Figure record listings:
◇ ◇ ◇ ◇ ◇ ◇ ◇

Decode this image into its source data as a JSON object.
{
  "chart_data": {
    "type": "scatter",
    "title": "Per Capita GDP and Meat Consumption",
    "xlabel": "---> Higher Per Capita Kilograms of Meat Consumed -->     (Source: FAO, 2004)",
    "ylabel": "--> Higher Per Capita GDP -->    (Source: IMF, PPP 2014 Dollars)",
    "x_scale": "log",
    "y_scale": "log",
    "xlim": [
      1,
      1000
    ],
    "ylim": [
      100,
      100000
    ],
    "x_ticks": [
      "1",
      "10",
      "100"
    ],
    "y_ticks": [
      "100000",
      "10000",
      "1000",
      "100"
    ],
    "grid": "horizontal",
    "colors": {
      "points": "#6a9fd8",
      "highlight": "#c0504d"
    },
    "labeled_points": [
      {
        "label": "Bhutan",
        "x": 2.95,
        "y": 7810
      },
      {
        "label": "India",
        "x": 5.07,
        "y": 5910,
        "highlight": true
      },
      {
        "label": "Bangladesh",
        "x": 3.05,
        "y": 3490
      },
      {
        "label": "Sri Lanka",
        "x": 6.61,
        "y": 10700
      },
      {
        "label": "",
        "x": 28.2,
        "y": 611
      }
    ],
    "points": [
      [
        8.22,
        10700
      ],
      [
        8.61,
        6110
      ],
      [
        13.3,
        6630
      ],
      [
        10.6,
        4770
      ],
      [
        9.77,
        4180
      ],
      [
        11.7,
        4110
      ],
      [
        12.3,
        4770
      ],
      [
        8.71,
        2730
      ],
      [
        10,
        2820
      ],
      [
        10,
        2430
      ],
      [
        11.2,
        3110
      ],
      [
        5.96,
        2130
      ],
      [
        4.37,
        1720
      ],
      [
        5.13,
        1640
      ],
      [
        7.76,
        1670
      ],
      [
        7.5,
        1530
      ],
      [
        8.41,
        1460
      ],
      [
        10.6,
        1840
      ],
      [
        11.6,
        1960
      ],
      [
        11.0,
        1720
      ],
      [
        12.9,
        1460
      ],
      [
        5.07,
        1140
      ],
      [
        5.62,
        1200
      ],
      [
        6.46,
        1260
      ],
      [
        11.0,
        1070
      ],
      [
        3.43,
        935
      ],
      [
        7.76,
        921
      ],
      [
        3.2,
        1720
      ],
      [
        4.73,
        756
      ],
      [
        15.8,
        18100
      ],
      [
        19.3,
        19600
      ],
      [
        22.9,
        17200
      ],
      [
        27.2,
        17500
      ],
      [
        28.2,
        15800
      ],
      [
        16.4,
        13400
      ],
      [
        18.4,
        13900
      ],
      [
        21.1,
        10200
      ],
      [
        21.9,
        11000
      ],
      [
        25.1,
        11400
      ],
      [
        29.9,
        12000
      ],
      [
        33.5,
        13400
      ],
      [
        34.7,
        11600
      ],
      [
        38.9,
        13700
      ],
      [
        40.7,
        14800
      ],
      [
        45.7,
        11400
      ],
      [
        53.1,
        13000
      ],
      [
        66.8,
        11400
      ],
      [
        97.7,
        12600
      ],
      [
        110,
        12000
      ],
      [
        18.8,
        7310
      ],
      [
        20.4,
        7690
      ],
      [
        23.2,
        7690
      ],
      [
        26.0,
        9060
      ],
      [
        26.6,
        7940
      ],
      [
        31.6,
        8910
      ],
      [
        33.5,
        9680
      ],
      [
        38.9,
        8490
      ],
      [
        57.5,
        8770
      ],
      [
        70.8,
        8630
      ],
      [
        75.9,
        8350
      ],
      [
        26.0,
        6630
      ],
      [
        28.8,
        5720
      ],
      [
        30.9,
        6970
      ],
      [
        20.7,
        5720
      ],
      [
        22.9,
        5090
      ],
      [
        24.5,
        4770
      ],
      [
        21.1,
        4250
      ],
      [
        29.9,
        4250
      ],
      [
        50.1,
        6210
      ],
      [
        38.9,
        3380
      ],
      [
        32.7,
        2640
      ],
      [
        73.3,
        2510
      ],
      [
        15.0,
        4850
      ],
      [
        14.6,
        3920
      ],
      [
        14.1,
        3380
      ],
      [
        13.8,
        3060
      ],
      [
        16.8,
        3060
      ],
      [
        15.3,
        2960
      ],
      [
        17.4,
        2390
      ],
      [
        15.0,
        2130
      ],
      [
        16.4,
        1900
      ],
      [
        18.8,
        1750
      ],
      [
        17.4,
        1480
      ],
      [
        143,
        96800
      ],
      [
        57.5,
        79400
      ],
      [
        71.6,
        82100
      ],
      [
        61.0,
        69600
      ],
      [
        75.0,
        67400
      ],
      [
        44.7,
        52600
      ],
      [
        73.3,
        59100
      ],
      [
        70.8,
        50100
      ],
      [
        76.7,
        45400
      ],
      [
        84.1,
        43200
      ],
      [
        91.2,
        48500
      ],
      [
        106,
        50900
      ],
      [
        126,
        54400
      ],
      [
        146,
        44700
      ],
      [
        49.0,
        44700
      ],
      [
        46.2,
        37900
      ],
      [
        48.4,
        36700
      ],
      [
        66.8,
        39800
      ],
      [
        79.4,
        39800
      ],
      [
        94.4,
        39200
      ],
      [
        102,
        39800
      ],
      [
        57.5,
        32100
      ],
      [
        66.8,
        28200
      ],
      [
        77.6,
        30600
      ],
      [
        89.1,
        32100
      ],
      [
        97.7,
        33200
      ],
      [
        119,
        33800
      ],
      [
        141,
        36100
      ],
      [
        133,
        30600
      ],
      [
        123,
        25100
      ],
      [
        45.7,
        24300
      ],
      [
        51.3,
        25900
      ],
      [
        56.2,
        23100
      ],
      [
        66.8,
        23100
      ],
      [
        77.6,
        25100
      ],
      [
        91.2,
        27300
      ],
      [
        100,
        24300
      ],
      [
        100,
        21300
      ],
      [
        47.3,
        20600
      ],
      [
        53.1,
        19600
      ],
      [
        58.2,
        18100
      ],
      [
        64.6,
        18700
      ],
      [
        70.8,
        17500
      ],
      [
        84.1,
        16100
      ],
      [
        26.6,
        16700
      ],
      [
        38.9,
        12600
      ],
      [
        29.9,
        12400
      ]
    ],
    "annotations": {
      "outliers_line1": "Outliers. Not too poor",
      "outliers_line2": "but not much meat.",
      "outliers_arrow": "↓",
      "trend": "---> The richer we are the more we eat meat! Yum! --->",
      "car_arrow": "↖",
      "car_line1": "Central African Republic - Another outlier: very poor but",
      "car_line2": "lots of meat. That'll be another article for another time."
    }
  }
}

◇ ◇ ◇ ◇ ◇ ◇ ◇

Instructions for the task:
The records above need to be transcribed in full. Keep every character unchanged.

Answer:
Decode this image into its source data as a JSON object.
{
  "chart_data": {
    "type": "scatter",
    "title": "Per Capita GDP and Meat Consumption",
    "xlabel": "---> Higher Per Capita Kilograms of Meat Consumed -->     (Source: FAO, 2004)",
    "ylabel": "--> Higher Per Capita GDP -->    (Source: IMF, PPP 2014 Dollars)",
    "x_scale": "log",
    "y_scale": "log",
    "xlim": [
      1,
      1000
    ],
    "ylim": [
      100,
      100000
    ],
    "x_ticks": [
      "1",
      "10",
      "100"
    ],
    "y_ticks": [
      "100000",
      "10000",
      "1000",
      "100"
    ],
    "grid": "horizontal",
    "colors": {
      "points": "#6a9fd8",
      "highlight": "#c0504d"
    },
    "labeled_points": [
      {
        "label": "Bhutan",
        "x": 2.95,
        "y": 7810
      },
      {
        "label": "India",
        "x": 5.07,
        "y": 5910,
        "highlight": true
      },
      {
        "label": "Bangladesh",
        "x": 3.05,
        "y": 3490
      },
      {
        "label": "Sri Lanka",
        "x": 6.61,
        "y": 10700
      },
      {
        "label": "",
        "x": 28.2,
        "y": 611
      }
    ],
    "points": [
      [
        8.22,
        10700
      ],
      [
        8.61,
        6110
      ],
      [
        13.3,
        6630
      ],
      [
        10.6,
        4770
      ],
      [
        9.77,
        4180
      ],
      [
        11.7,
        4110
      ],
      [
        12.3,
        4770
      ],
      [
        8.71,
        2730
      ],
      [
        10,
        2820
      ],
      [
        10,
        2430
      ],
      [
        11.2,
        3110
      ],
      [
        5.96,
        2130
      ],
      [
        4.37,
        1720
      ],
      [
        5.13,
        1640
      ],
      [
        7.76,
        1670
      ],
      [
        7.5,
        1530
      ],
      [
        8.41,
        1460
      ],
      [
        10.6,
        1840
      ],
      [
        11.6,
        1960
      ],
      [
        11.0,
        1720
      ],
      [
        12.9,
        1460
      ],
      [
        5.07,
        1140
      ],
      [
        5.62,
        1200
      ],
      [
        6.46,
        1260
      ],
      [
        11.0,
        1070
      ],
      [
        3.43,
        935
      ],
      [
        7.76,
        921
      ],
      [
        3.2,
        1720
      ],
      [
        4.73,
        756
      ],
      [
        15.8,
        18100
      ],
      [
        19.3,
        19600
      ],
      [
        22.9,
        17200
      ],
      [
        27.2,
        17500
      ],
      [
        28.2,
        15800
      ],
      [
        16.4,
        13400
      ],
      [
        18.4,
        13900
      ],
      [
        21.1,
        10200
      ],
      [
        21.9,
        11000
      ],
      [
        25.1,
        11400
      ],
      [
        29.9,
        12000
      ],
      [
        33.5,
        13400
      ],
      [
        34.7,
        11600
      ],
      [
        38.9,
        13700
      ],
      [
        40.7,
        14800
      ],
      [
        45.7,
        11400
      ],
      [
        53.1,
        13000
      ],
      [
        66.8,
        11400
      ],
      [
        97.7,
        12600
      ],
      [
        110,
        12000
      ],
      [
        18.8,
        7310
      ],
      [
        20.4,
        7690
      ],
      [
        23.2,
        7690
      ],
      [
        26.0,
        9060
      ],
      [
        26.6,
        7940
      ],
      [
        31.6,
        8910
      ],
      [
        33.5,
        9680
      ],
      [
        38.9,
        8490
      ],
      [
        57.5,
        8770
      ],
      [
        70.8,
        8630
      ],
      [
        75.9,
        8350
      ],
      [
        26.0,
        6630
      ],
      [
        28.8,
        5720
      ],
      [
        30.9,
        6970
      ],
      [
        20.7,
        5720
      ],
      [
        22.9,
        5090
      ],
      [
        24.5,
        4770
      ],
      [
        21.1,
        4250
      ],
      [
        29.9,
        4250
      ],
      [
        50.1,
        6210
      ],
      [
        38.9,
        3380
      ],
      [
        32.7,
        2640
      ],
      [
        73.3,
        2510
      ],
      [
        15.0,
        4850
      ],
      [
        14.6,
        3920
      ],
      [
        14.1,
        3380
      ],
      [
        13.8,
        3060
      ],
      [
        16.8,
        3060
      ],
      [
        15.3,
        2960
      ],
      [
        17.4,
        2390
      ],
      [
        15.0,
        2130
      ],
      [
        16.4,
        1900
      ],
      [
        18.8,
        1750
      ],
      [
        17.4,
        1480
      ],
      [
        143,
        96800
      ],
      [
        57.5,
        79400
      ],
      [
        71.6,
        82100
      ],
      [
        61.0,
        69600
      ],
      [
        75.0,
        67400
      ],
      [
        44.7,
        52600
      ],
      [
        73.3,
        59100
      ],
      [
        70.8,
        50100
      ],
      [
        76.7,
        45400
      ],
      [
        84.1,
        43200
      ],
      [
        91.2,
        48500
      ],
      [
        106,
        50900
      ],
      [
        126,
        54400
      ],
      [
        146,
        44700
      ],
      [
        49.0,
        44700
      ],
      [
        46.2,
        37900
      ],
      [
        48.4,
        36700
      ],
      [
        66.8,
        39800
      ],
      [
        79.4,
        39800
      ],
      [
        94.4,
        39200
      ],
      [
        102,
        39800
      ],
      [
        57.5,
        32100
      ],
      [
        66.8,
        28200
      ],
      [
        77.6,
        30600
      ],
      [
        89.1,
        32100
      ],
      [
        97.7,
        33200
      ],
      [
        119,
        33800
      ],
      [
        141,
        36100
      ],
      [
        133,
        30600
      ],
      [
        123,
        25100
      ],
      [
        45.7,
        24300
      ],
      [
        51.3,
        25900
      ],
      [
        56.2,
        23100
      ],
      [
        66.8,
        23100
      ],
      [
        77.6,
        25100
      ],
      [
        91.2,
        27300
      ],
      [
        100,
        24300
      ],
      [
        100,
        21300
      ],
      [
        47.3,
        20600
      ],
      [
        53.1,
        19600
      ],
      [
        58.2,
        18100
      ],
      [
        64.6,
        18700
      ],
      [
        70.8,
        17500
      ],
      [
        84.1,
        16100
      ],
      [
        26.6,
        16700
      ],
      [
        38.9,
        12600
      ],
      [
        29.9,
        12400
      ]
    ],
    "annotations": {
      "outliers_line1": "Outliers. Not too poor",
      "outliers_line2": "but not much meat.",
      "outliers_arrow": "↓",
      "trend": "---> The richer we are the more we eat meat! Yum! --->",
      "car_arrow": "↖",
      "car_line1": "Central African Republic - Another outlier: very poor but",
      "car_line2": "lots of meat. That'll be another article for another time."
    }
  }
}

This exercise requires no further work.